Reproduce the listing below word for word, keeping every line in its original order.

Records in a dataset:
▼

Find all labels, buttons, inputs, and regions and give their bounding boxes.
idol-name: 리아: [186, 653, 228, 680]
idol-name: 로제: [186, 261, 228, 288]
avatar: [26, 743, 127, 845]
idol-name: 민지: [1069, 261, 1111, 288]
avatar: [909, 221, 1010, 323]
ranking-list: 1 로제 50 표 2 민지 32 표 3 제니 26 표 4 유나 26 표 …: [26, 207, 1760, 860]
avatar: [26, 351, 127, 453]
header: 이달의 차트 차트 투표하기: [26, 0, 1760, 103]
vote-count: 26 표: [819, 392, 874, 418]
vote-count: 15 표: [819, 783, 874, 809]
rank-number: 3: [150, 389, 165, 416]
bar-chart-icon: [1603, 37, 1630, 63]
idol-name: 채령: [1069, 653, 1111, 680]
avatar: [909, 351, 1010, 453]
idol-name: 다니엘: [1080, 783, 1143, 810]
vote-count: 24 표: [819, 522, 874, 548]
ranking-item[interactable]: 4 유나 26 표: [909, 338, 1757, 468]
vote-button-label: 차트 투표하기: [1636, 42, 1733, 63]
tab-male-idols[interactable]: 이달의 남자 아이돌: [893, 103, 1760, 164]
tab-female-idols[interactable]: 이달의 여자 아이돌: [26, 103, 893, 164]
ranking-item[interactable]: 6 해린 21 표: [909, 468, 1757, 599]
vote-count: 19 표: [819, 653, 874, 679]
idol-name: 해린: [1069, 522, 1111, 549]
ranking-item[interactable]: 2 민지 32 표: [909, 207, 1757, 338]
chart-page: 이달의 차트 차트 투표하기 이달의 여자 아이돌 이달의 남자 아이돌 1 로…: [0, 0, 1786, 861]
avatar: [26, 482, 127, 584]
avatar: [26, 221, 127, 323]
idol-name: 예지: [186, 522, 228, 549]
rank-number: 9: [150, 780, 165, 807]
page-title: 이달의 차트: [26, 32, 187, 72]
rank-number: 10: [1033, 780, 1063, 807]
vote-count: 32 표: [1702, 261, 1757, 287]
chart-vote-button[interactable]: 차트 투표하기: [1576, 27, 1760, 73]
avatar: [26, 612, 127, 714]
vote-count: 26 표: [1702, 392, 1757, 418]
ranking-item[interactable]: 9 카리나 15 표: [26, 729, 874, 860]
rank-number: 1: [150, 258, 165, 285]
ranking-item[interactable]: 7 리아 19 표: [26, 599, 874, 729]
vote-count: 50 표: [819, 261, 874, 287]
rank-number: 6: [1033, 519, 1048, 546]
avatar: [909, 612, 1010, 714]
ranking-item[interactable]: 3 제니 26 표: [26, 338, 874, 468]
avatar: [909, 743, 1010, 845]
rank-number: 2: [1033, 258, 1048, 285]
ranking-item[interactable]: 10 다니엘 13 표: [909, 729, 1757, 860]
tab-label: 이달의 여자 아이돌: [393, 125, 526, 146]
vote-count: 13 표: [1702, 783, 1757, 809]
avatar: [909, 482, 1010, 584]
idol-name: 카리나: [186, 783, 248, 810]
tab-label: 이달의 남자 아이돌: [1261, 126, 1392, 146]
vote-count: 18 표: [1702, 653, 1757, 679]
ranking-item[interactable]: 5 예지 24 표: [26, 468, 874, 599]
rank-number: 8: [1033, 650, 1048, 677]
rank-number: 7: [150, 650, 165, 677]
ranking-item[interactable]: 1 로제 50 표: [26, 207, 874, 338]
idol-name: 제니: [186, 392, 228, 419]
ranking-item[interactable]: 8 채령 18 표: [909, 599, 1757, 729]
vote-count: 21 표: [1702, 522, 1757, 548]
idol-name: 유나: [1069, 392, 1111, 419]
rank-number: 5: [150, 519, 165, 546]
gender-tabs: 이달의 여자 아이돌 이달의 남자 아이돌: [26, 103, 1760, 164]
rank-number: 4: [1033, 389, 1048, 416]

▲

» Reply:
Find all labels, buttons, inputs, and regions and give their bounding boxes.
idol-name: 리아: [186, 653, 228, 680]
idol-name: 로제: [186, 261, 228, 288]
avatar: [26, 743, 127, 845]
idol-name: 민지: [1069, 261, 1111, 288]
avatar: [909, 221, 1010, 323]
ranking-list: 1 로제 50 표 2 민지 32 표 3 제니 26 표 4 유나 26 표 …: [26, 207, 1760, 860]
avatar: [26, 351, 127, 453]
header: 이달의 차트 차트 투표하기: [26, 0, 1760, 103]
vote-count: 26 표: [819, 392, 874, 418]
vote-count: 15 표: [819, 783, 874, 809]
rank-number: 3: [150, 389, 165, 416]
bar-chart-icon: [1603, 37, 1630, 63]
idol-name: 채령: [1069, 653, 1111, 680]
avatar: [909, 351, 1010, 453]
idol-name: 다니엘: [1080, 783, 1143, 810]
vote-count: 24 표: [819, 522, 874, 548]
ranking-item[interactable]: 4 유나 26 표: [909, 338, 1757, 468]
vote-button-label: 차트 투표하기: [1636, 42, 1733, 63]
tab-male-idols[interactable]: 이달의 남자 아이돌: [893, 103, 1760, 164]
tab-female-idols[interactable]: 이달의 여자 아이돌: [26, 103, 893, 164]
ranking-item[interactable]: 6 해린 21 표: [909, 468, 1757, 599]
vote-count: 19 표: [819, 653, 874, 679]
idol-name: 해린: [1069, 522, 1111, 549]
ranking-item[interactable]: 2 민지 32 표: [909, 207, 1757, 338]
chart-page: 이달의 차트 차트 투표하기 이달의 여자 아이돌 이달의 남자 아이돌 1 로…: [0, 0, 1786, 861]
avatar: [26, 482, 127, 584]
avatar: [26, 221, 127, 323]
idol-name: 예지: [186, 522, 228, 549]
rank-number: 9: [150, 780, 165, 807]
page-title: 이달의 차트: [26, 32, 187, 72]
rank-number: 10: [1033, 780, 1063, 807]
vote-count: 32 표: [1702, 261, 1757, 287]
chart-vote-button[interactable]: 차트 투표하기: [1576, 27, 1760, 73]
avatar: [26, 612, 127, 714]
vote-count: 26 표: [1702, 392, 1757, 418]
ranking-item[interactable]: 9 카리나 15 표: [26, 729, 874, 860]
rank-number: 1: [150, 258, 165, 285]
ranking-item[interactable]: 7 리아 19 표: [26, 599, 874, 729]
vote-count: 50 표: [819, 261, 874, 287]
rank-number: 6: [1033, 519, 1048, 546]
avatar: [909, 612, 1010, 714]
ranking-item[interactable]: 3 제니 26 표: [26, 338, 874, 468]
avatar: [909, 743, 1010, 845]
rank-number: 2: [1033, 258, 1048, 285]
ranking-item[interactable]: 10 다니엘 13 표: [909, 729, 1757, 860]
tab-label: 이달의 여자 아이돌: [393, 125, 526, 146]
vote-count: 13 표: [1702, 783, 1757, 809]
avatar: [909, 482, 1010, 584]
idol-name: 카리나: [186, 783, 248, 810]
tab-label: 이달의 남자 아이돌: [1261, 126, 1392, 146]
vote-count: 18 표: [1702, 653, 1757, 679]
ranking-item[interactable]: 5 예지 24 표: [26, 468, 874, 599]
rank-number: 8: [1033, 650, 1048, 677]
rank-number: 7: [150, 650, 165, 677]
ranking-item[interactable]: 1 로제 50 표: [26, 207, 874, 338]
idol-name: 제니: [186, 392, 228, 419]
ranking-item[interactable]: 8 채령 18 표: [909, 599, 1757, 729]
vote-count: 21 표: [1702, 522, 1757, 548]
idol-name: 유나: [1069, 392, 1111, 419]
rank-number: 5: [150, 519, 165, 546]
gender-tabs: 이달의 여자 아이돌 이달의 남자 아이돌: [26, 103, 1760, 164]
rank-number: 4: [1033, 389, 1048, 416]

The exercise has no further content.